(begin)
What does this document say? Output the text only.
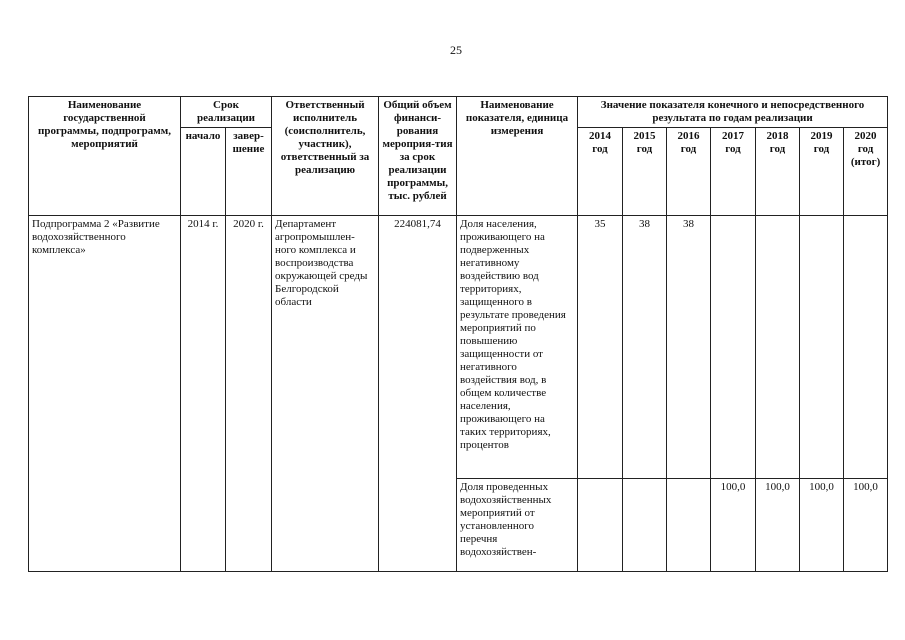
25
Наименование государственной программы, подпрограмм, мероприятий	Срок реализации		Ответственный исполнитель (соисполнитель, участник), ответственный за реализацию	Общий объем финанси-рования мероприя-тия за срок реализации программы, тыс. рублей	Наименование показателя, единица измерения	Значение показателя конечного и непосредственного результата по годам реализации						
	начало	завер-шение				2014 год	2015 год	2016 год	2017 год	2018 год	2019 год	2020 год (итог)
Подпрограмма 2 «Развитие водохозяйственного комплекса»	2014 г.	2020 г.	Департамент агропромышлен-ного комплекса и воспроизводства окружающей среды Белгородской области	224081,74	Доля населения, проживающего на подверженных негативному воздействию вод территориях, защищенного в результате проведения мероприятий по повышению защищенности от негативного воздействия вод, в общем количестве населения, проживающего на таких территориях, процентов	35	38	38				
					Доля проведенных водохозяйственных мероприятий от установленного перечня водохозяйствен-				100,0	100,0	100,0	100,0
(end)
*SET EXERCISE*. Leave every image out, and retype the material exactly.

*RESPONSE*.
What does this document say? Output the text only.
25
Наименование государственной программы, подпрограмм, мероприятий	Срок реализации		Ответственный исполнитель (соисполнитель, участник), ответственный за реализацию	Общий объем финанси-рования мероприя-тия за срок реализации программы, тыс. рублей	Наименование показателя, единица измерения	Значение показателя конечного и непосредственного результата по годам реализации						
	начало	завер-шение				2014 год	2015 год	2016 год	2017 год	2018 год	2019 год	2020 год (итог)
Подпрограмма 2 «Развитие водохозяйственного комплекса»	2014 г.	2020 г.	Департамент агропромышлен-ного комплекса и воспроизводства окружающей среды Белгородской области	224081,74	Доля населения, проживающего на подверженных негативному воздействию вод территориях, защищенного в результате проведения мероприятий по повышению защищенности от негативного воздействия вод, в общем количестве населения, проживающего на таких территориях, процентов	35	38	38				
					Доля проведенных водохозяйственных мероприятий от установленного перечня водохозяйствен-				100,0	100,0	100,0	100,0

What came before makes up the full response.